Search the records that follow and extract every line containing the string "ایمان".

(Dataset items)

• • •

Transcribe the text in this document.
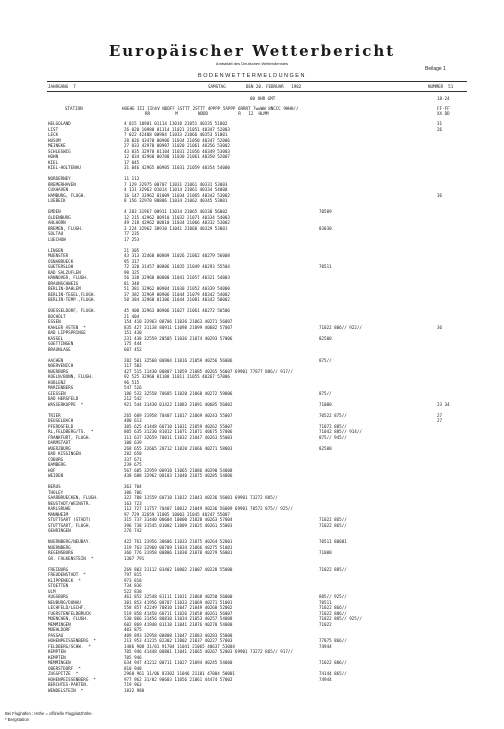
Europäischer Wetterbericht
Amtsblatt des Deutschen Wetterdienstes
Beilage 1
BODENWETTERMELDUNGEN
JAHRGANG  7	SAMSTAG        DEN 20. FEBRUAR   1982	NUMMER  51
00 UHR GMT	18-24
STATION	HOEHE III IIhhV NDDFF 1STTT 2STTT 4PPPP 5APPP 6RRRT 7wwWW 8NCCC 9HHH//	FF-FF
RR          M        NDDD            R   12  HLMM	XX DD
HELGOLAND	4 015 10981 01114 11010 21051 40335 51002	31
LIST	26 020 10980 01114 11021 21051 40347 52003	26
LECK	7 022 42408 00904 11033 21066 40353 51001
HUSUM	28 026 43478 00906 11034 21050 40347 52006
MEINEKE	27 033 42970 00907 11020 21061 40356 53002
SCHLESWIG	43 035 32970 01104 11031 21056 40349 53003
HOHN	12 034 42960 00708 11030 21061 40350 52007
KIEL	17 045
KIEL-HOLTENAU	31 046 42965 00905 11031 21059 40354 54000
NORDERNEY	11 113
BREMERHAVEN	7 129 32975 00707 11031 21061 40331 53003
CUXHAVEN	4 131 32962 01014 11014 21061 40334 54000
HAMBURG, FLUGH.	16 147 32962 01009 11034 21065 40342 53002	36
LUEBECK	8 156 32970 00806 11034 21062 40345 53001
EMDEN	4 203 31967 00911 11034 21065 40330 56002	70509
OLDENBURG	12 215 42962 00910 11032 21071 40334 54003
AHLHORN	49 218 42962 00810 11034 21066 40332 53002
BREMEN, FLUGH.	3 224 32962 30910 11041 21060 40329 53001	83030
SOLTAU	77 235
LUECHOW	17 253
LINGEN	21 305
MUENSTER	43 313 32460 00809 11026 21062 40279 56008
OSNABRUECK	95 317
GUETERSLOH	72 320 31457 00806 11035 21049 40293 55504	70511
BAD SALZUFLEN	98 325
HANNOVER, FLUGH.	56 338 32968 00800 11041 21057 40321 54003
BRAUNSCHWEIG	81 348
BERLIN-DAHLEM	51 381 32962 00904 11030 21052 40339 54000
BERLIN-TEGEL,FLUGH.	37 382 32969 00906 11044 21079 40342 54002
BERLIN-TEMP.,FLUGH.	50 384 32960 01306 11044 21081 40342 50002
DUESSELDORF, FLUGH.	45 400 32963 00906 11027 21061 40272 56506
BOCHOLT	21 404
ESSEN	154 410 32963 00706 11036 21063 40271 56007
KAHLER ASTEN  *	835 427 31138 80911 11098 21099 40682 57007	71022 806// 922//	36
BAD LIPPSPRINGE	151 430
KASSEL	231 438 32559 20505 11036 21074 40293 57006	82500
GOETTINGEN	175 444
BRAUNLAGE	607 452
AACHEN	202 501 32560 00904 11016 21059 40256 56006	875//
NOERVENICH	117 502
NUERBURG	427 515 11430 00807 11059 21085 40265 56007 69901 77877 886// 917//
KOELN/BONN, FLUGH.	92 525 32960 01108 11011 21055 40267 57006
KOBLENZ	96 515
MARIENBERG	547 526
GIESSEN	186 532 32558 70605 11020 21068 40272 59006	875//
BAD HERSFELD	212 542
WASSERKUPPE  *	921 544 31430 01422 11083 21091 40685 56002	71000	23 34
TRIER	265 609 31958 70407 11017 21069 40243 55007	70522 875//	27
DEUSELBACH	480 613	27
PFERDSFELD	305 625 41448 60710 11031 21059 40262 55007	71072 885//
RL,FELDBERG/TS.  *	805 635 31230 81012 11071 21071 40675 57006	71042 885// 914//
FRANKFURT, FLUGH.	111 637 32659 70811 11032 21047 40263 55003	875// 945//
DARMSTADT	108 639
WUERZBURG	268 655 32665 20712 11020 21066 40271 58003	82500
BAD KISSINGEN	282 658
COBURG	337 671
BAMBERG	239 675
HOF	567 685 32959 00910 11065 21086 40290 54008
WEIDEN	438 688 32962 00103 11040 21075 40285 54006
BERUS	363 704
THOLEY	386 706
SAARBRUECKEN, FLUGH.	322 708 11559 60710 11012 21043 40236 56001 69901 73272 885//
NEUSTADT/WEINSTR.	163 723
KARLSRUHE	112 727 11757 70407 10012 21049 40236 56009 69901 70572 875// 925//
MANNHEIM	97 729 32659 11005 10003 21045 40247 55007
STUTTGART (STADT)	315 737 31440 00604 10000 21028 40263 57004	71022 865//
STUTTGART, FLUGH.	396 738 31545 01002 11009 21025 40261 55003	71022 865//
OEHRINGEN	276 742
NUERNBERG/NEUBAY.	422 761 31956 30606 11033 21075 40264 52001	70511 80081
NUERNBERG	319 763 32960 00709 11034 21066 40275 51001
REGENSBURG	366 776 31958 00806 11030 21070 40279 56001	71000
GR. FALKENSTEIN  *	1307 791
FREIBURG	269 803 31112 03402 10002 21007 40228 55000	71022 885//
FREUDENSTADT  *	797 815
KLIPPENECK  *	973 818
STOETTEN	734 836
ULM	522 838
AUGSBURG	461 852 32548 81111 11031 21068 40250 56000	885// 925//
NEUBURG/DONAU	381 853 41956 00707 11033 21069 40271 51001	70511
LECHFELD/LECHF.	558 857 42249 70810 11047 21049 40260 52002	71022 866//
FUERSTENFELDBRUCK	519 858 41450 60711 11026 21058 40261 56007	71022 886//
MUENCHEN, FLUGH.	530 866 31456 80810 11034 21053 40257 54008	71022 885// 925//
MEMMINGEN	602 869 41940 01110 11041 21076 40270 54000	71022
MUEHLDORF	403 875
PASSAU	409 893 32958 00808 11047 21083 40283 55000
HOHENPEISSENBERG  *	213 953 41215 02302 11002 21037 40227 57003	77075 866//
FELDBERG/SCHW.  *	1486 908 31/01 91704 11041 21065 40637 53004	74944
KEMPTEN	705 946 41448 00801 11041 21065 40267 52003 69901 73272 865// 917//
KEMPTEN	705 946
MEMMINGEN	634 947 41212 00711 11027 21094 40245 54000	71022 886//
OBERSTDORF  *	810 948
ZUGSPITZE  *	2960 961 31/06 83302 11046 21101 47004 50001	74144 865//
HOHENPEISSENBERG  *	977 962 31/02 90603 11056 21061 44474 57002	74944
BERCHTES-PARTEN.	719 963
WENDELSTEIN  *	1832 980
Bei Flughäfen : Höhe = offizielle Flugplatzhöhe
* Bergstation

• • •

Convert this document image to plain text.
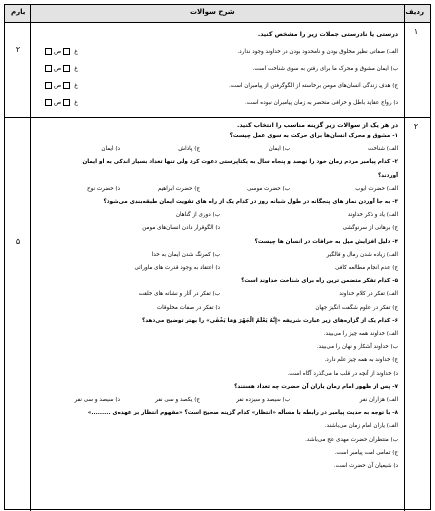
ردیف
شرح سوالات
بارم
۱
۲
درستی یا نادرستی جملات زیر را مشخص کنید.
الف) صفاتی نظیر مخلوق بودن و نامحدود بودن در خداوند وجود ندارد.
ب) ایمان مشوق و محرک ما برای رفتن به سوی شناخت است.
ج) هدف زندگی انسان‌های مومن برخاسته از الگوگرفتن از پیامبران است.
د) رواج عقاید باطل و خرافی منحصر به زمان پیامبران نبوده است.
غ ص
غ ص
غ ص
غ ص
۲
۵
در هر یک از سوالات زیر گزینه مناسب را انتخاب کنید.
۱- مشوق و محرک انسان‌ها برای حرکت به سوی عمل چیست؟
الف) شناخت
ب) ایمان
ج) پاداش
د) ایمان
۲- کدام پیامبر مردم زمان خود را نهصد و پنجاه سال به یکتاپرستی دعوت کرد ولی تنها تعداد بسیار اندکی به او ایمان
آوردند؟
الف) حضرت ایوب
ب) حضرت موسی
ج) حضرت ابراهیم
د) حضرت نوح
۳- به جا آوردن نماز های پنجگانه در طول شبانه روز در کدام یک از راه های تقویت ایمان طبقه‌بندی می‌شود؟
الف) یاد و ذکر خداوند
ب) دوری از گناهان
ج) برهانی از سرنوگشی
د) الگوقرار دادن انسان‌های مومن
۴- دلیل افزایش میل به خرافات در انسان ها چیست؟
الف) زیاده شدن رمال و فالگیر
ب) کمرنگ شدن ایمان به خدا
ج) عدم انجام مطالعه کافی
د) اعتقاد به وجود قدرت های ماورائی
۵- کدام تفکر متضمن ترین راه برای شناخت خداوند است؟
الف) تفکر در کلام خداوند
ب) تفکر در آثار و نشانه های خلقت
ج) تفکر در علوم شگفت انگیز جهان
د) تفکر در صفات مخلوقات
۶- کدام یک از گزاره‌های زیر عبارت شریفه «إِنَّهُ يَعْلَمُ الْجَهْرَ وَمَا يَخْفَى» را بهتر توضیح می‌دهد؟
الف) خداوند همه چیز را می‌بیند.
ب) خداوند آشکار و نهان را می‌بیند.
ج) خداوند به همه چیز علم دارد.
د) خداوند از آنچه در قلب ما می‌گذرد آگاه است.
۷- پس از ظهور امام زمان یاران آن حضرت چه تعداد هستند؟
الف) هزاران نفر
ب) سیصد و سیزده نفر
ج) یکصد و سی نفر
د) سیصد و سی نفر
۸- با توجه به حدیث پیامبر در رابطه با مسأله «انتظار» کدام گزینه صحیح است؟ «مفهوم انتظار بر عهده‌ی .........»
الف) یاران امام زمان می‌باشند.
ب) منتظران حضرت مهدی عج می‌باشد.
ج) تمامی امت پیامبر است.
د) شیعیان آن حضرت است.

• • •

■ TASK ANSWER ■
ب) ایمان مشوق و محرک ما برای رفتن به سوی شناخت است.
ب) ایمان
د) ایمان
۲- کدام پیامبر مردم زمان خود را نهصد و پنجاه سال به یکتاپرستی دعوت کرد ولی تنها تعداد بسیار اندکی به او ایمان
۳- به جا آوردن نماز های پنجگانه در طول شبانه روز در کدام یک از راه های تقویت ایمان طبقه‌بندی می‌شود؟
ب) کمرنگ شدن ایمان به خدا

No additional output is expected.